▶ _Brief_
Give only the count of lines containing "imported".

[Stored entries]
-------------------------
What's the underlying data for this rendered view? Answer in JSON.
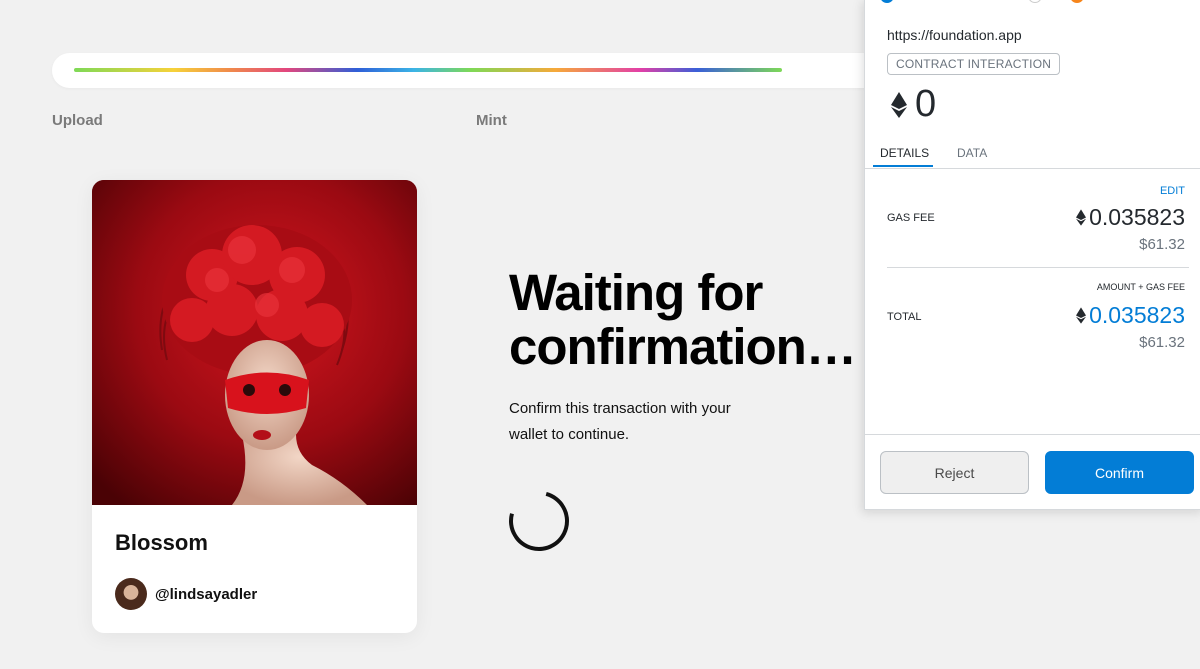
{
  "steps": {
    "upload": "Upload",
    "mint": "Mint"
  },
  "progress": {
    "value": 0.89
  },
  "card": {
    "title": "Blossom",
    "creator": "@lindsayadler"
  },
  "waiting": {
    "title": "Waiting for confirmation…",
    "message": "Confirm this transaction with your wallet to continue."
  },
  "wallet": {
    "origin": "https://foundation.app",
    "badge": "CONTRACT INTERACTION",
    "amount": "0",
    "tabs": {
      "details": "DETAILS",
      "data": "DATA"
    },
    "edit": "EDIT",
    "gas_label": "GAS FEE",
    "gas_value": "0.035823",
    "gas_usd": "$61.32",
    "amount_gas_label": "AMOUNT + GAS FEE",
    "total_label": "TOTAL",
    "total_value": "0.035823",
    "total_usd": "$61.32",
    "reject": "Reject",
    "confirm": "Confirm"
  },
  "colors": {
    "accent": "#037dd6",
    "artwork": "#b30f18"
  },
  "icons": {
    "eth": "eth-icon",
    "spinner": "loading-spinner-icon"
  }
}
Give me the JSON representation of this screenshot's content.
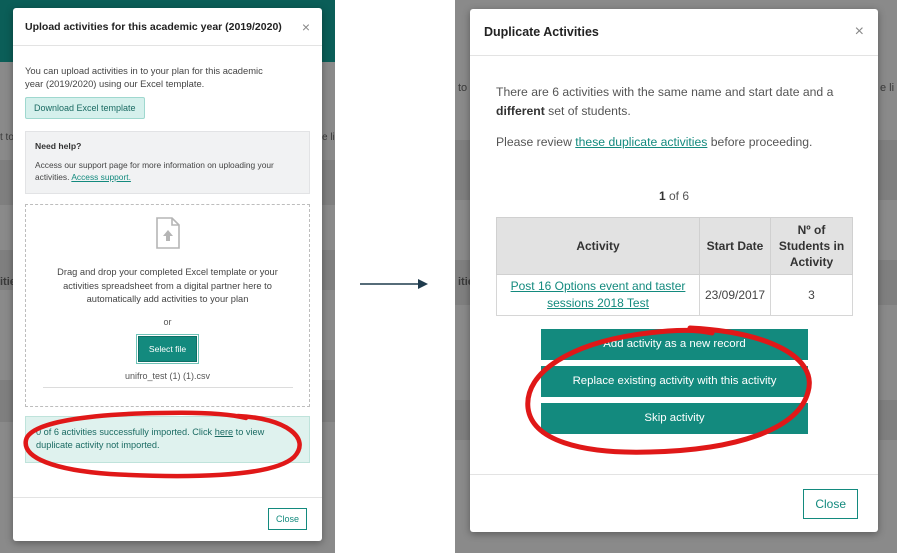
{
  "left_modal": {
    "title": "Upload activities for this academic year (2019/2020)",
    "close_glyph": "×",
    "intro": "You can upload activities in to your plan for this academic year (2019/2020) using our Excel template.",
    "download_button": "Download Excel template",
    "help": {
      "title": "Need help?",
      "text": "Access our support page for more information on uploading your activities.",
      "link": "Access support."
    },
    "drop": {
      "text": "Drag and drop your completed Excel template or your activities spreadsheet from a digital partner here to automatically add activities to your plan",
      "or": "or",
      "select_button": "Select file",
      "file_name": "unifro_test (1) (1).csv"
    },
    "result": {
      "text_before": "0 of 6 activities successfully imported. Click ",
      "link": "here",
      "text_after": " to view duplicate activity not imported."
    },
    "close_button": "Close"
  },
  "right_modal": {
    "title": "Duplicate Activities",
    "close_glyph": "×",
    "message_before": "There are 6 activities with the same name and start date and a ",
    "message_bold": "different",
    "message_after": " set of students.",
    "review_before": "Please review ",
    "review_link": "these duplicate activities",
    "review_after": " before proceeding.",
    "pager_current": "1",
    "pager_rest": " of 6",
    "table": {
      "headers": [
        "Activity",
        "Start Date",
        "Nº of Students in Activity"
      ],
      "row": {
        "activity": "Post 16 Options event and taster sessions 2018 Test",
        "start_date": "23/09/2017",
        "students": "3"
      }
    },
    "actions": {
      "add": "Add activity as a new record",
      "replace": "Replace existing activity with this activity",
      "skip": "Skip activity"
    },
    "close_button": "Close"
  },
  "background": {
    "left_frag_1": "t to",
    "left_frag_2": "itie",
    "left_frag_3": "e li",
    "right_frag_1": "to",
    "right_frag_2": "itie",
    "right_frag_3": "e li"
  },
  "colors": {
    "teal": "#138a7e",
    "dark_teal": "#0b5e58",
    "annotation_red": "#e01818"
  }
}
-------------------------
▶ _Exercise response_
2